»»

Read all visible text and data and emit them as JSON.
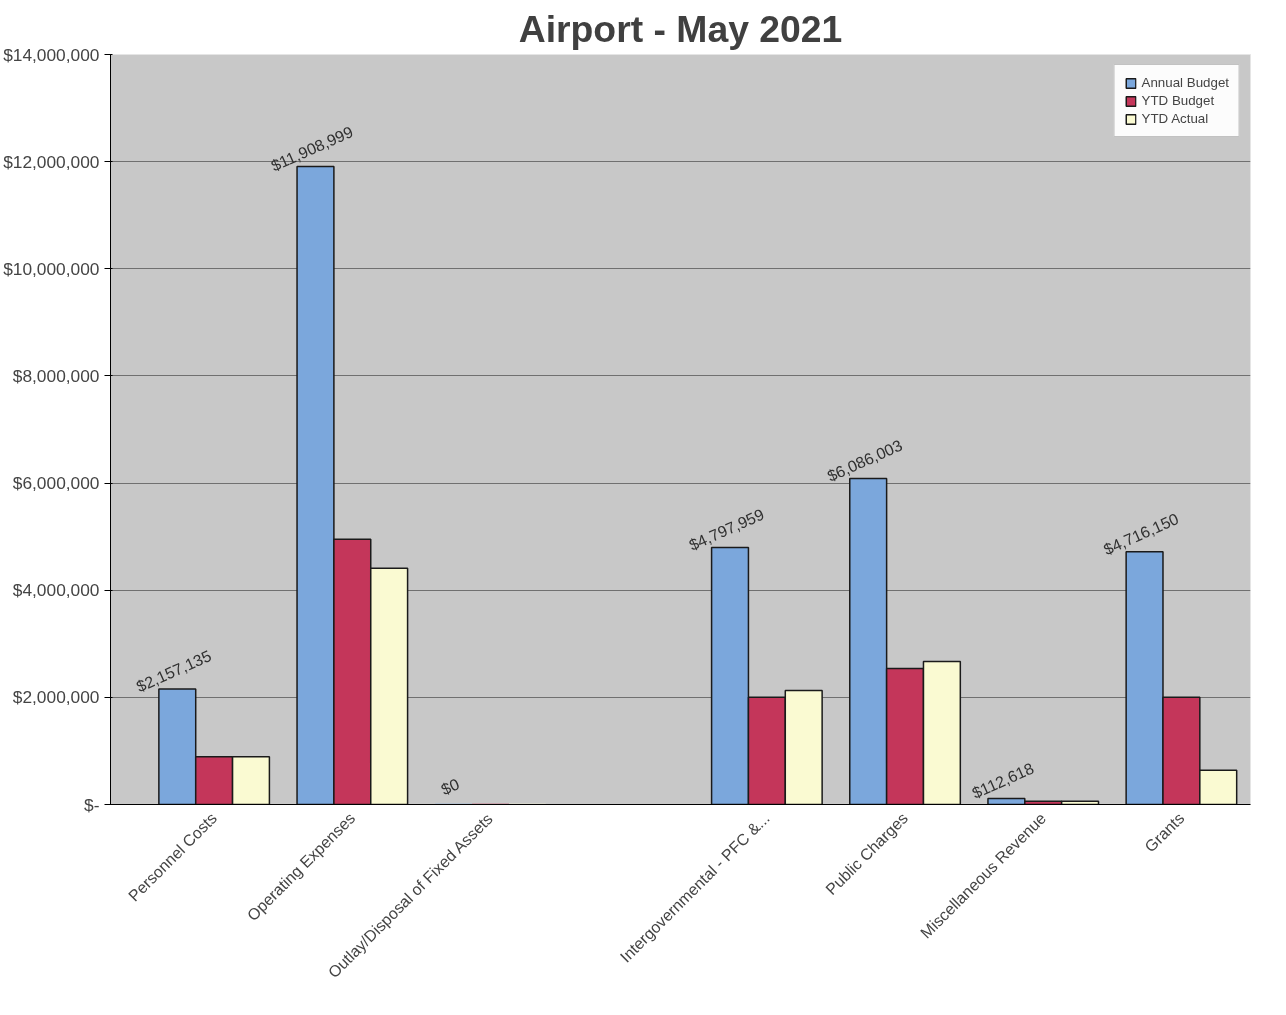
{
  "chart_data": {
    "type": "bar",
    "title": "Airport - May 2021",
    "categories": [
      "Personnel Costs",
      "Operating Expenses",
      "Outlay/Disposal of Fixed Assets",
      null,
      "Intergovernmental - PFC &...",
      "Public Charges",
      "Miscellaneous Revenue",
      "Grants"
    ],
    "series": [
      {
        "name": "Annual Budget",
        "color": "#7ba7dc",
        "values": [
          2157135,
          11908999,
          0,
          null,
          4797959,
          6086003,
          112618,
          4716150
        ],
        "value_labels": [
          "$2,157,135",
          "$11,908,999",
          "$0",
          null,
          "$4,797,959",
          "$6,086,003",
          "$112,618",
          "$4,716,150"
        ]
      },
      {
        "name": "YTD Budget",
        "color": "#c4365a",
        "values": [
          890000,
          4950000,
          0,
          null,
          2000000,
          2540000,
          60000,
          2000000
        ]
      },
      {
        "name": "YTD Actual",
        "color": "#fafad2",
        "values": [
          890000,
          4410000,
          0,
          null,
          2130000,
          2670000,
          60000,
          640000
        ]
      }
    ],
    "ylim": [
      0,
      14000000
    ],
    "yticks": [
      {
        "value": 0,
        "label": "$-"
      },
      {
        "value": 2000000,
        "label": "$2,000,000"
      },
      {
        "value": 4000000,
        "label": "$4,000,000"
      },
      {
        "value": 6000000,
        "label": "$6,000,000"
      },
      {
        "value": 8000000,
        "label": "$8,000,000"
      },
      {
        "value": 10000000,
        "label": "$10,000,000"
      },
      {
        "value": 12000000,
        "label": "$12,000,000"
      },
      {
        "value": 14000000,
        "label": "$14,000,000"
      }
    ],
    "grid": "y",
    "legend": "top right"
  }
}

««

◆ PROBLEM TO WORK ON
Copy out all of the data word for word. Do not carry over any picture.

◆ SOLUTION BELOW
Read all visible text and data and emit them as JSON.
{
  "chart_data": {
    "type": "bar",
    "title": "Airport - May 2021",
    "categories": [
      "Personnel Costs",
      "Operating Expenses",
      "Outlay/Disposal of Fixed Assets",
      null,
      "Intergovernmental - PFC &...",
      "Public Charges",
      "Miscellaneous Revenue",
      "Grants"
    ],
    "series": [
      {
        "name": "Annual Budget",
        "color": "#7ba7dc",
        "values": [
          2157135,
          11908999,
          0,
          null,
          4797959,
          6086003,
          112618,
          4716150
        ],
        "value_labels": [
          "$2,157,135",
          "$11,908,999",
          "$0",
          null,
          "$4,797,959",
          "$6,086,003",
          "$112,618",
          "$4,716,150"
        ]
      },
      {
        "name": "YTD Budget",
        "color": "#c4365a",
        "values": [
          890000,
          4950000,
          0,
          null,
          2000000,
          2540000,
          60000,
          2000000
        ]
      },
      {
        "name": "YTD Actual",
        "color": "#fafad2",
        "values": [
          890000,
          4410000,
          0,
          null,
          2130000,
          2670000,
          60000,
          640000
        ]
      }
    ],
    "ylim": [
      0,
      14000000
    ],
    "yticks": [
      {
        "value": 0,
        "label": "$-"
      },
      {
        "value": 2000000,
        "label": "$2,000,000"
      },
      {
        "value": 4000000,
        "label": "$4,000,000"
      },
      {
        "value": 6000000,
        "label": "$6,000,000"
      },
      {
        "value": 8000000,
        "label": "$8,000,000"
      },
      {
        "value": 10000000,
        "label": "$10,000,000"
      },
      {
        "value": 12000000,
        "label": "$12,000,000"
      },
      {
        "value": 14000000,
        "label": "$14,000,000"
      }
    ],
    "grid": "y",
    "legend": "top right"
  }
}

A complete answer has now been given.